Required work =
Write out the whole listing exactly as it stands.

Material for this task =
--------------------------------------------------

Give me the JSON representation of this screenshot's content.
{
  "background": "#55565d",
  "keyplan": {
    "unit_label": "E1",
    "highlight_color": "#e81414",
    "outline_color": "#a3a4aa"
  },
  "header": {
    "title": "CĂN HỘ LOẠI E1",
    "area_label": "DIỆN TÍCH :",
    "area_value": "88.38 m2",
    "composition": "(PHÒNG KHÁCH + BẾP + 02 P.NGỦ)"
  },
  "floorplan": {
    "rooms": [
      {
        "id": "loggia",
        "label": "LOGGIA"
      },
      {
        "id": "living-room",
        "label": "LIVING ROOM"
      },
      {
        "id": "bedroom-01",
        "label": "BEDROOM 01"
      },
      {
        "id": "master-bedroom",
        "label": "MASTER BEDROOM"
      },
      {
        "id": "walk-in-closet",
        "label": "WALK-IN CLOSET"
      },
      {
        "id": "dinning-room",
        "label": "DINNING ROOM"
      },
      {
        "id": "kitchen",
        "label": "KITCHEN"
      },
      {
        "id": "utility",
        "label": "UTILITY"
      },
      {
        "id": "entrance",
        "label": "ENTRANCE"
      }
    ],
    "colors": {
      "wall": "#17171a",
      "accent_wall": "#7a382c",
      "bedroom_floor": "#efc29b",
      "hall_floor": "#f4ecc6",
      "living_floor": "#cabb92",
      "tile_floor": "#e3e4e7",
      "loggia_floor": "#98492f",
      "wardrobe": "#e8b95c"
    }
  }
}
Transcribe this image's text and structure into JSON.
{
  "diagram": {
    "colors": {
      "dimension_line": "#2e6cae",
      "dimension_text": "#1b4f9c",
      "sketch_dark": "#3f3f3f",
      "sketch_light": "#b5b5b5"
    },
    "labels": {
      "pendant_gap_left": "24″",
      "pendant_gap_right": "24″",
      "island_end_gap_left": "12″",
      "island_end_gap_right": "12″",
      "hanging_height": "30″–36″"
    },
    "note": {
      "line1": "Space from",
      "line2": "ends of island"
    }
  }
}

--------------------------------------------------

Solution to this problem =
Give me the JSON representation of this screenshot's content.
{
  "background": "#55565d",
  "keyplan": {
    "unit_label": "E1",
    "highlight_color": "#e81414",
    "outline_color": "#a3a4aa"
  },
  "header": {
    "title": "CĂN HỘ LOẠI E1",
    "area_label": "DIỆN TÍCH :",
    "area_value": "88.38 m2",
    "composition": "(PHÒNG KHÁCH + BẾP + 02 P.NGỦ)"
  },
  "floorplan": {
    "rooms": [
      {
        "id": "loggia",
        "label": "LOGGIA"
      },
      {
        "id": "living-room",
        "label": "LIVING ROOM"
      },
      {
        "id": "bedroom-01",
        "label": "BEDROOM 01"
      },
      {
        "id": "master-bedroom",
        "label": "MASTER BEDROOM"
      },
      {
        "id": "walk-in-closet",
        "label": "WALK-IN CLOSET"
      },
      {
        "id": "dinning-room",
        "label": "DINNING ROOM"
      },
      {
        "id": "kitchen",
        "label": "KITCHEN"
      },
      {
        "id": "utility",
        "label": "UTILITY"
      },
      {
        "id": "entrance",
        "label": "ENTRANCE"
      }
    ],
    "colors": {
      "wall": "#17171a",
      "accent_wall": "#7a382c",
      "bedroom_floor": "#efc29b",
      "hall_floor": "#f4ecc6",
      "living_floor": "#cabb92",
      "tile_floor": "#e3e4e7",
      "loggia_floor": "#98492f",
      "wardrobe": "#e8b95c"
    }
  }
}
Transcribe this image's text and structure into JSON.
{
  "diagram": {
    "colors": {
      "dimension_line": "#2e6cae",
      "dimension_text": "#1b4f9c",
      "sketch_dark": "#3f3f3f",
      "sketch_light": "#b5b5b5"
    },
    "labels": {
      "pendant_gap_left": "24″",
      "pendant_gap_right": "24″",
      "island_end_gap_left": "12″",
      "island_end_gap_right": "12″",
      "hanging_height": "30″–36″"
    },
    "note": {
      "line1": "Space from",
      "line2": "ends of island"
    }
  }
}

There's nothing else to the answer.